Look below and pull out each line with the word "Note".

======

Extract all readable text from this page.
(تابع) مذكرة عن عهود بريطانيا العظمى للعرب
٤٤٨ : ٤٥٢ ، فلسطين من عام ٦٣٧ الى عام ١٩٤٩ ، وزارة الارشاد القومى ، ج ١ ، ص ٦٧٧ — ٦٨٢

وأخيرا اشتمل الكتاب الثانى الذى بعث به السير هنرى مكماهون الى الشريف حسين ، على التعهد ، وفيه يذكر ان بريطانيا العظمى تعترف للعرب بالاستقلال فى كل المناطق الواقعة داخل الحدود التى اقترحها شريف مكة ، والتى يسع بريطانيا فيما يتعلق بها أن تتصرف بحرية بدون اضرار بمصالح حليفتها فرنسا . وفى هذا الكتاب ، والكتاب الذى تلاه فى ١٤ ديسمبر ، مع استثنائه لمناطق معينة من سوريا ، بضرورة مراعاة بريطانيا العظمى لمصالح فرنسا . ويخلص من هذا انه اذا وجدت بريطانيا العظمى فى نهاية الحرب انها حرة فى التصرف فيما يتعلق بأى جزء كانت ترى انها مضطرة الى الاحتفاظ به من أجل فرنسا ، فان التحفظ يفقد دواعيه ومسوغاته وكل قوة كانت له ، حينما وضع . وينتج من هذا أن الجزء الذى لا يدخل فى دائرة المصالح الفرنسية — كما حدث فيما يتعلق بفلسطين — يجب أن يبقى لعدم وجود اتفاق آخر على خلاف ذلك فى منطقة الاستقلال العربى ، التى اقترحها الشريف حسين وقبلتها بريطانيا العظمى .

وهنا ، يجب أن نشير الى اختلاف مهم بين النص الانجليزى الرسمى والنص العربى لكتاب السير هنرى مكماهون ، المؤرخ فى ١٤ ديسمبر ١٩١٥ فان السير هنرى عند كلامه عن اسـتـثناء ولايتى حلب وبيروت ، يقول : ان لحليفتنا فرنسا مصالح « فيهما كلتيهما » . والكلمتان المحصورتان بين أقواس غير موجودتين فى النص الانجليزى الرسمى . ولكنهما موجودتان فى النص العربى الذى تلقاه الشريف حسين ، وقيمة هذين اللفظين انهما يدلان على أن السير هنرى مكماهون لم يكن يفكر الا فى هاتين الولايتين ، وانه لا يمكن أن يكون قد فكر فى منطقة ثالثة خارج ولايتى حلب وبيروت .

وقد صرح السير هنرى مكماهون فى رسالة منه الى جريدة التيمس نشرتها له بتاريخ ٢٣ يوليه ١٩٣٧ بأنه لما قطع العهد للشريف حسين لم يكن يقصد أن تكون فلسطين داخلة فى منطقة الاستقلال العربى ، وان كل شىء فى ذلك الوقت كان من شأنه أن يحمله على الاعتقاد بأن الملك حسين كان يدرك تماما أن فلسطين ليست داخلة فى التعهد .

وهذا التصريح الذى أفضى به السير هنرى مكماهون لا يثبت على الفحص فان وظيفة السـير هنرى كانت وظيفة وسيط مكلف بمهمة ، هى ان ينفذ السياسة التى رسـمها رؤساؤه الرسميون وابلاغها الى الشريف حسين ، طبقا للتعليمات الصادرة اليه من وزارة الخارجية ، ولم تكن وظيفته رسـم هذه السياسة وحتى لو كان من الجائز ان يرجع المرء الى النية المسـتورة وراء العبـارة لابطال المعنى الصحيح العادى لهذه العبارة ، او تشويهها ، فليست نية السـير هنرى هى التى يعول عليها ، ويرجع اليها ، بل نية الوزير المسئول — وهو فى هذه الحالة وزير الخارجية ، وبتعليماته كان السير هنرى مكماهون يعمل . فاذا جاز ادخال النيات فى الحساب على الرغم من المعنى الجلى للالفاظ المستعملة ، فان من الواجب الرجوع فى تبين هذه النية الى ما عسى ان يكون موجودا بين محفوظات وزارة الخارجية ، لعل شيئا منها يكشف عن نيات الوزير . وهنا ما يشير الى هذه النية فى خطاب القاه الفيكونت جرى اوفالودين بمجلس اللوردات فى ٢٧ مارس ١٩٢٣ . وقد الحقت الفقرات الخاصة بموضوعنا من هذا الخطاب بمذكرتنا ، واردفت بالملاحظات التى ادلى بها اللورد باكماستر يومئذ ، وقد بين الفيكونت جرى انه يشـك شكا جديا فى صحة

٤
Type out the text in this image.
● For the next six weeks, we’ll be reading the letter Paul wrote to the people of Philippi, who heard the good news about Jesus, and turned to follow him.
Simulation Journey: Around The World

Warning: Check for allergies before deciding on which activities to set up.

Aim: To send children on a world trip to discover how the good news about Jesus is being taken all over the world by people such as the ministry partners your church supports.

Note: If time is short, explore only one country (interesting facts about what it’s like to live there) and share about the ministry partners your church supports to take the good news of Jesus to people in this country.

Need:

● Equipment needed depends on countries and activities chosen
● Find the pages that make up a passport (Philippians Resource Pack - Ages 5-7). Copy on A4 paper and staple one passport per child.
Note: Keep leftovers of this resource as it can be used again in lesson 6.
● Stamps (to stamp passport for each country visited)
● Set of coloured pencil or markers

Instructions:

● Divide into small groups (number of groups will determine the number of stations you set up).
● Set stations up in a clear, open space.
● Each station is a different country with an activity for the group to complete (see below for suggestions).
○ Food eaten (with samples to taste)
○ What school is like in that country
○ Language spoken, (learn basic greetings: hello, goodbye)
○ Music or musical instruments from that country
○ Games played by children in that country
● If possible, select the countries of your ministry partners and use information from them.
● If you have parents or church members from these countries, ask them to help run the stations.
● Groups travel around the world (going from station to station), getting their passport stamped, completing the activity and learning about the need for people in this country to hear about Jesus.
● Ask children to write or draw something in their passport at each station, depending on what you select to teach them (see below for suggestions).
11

======

▶ **Written solution**:
Note: If time is short, explore only one country (interesting facts about what it’s like to live there) and share about the ministry partners your church supports to take the good news of Jesus to people in this country.
Note: Keep leftovers of this resource as it can be used again in lesson 6.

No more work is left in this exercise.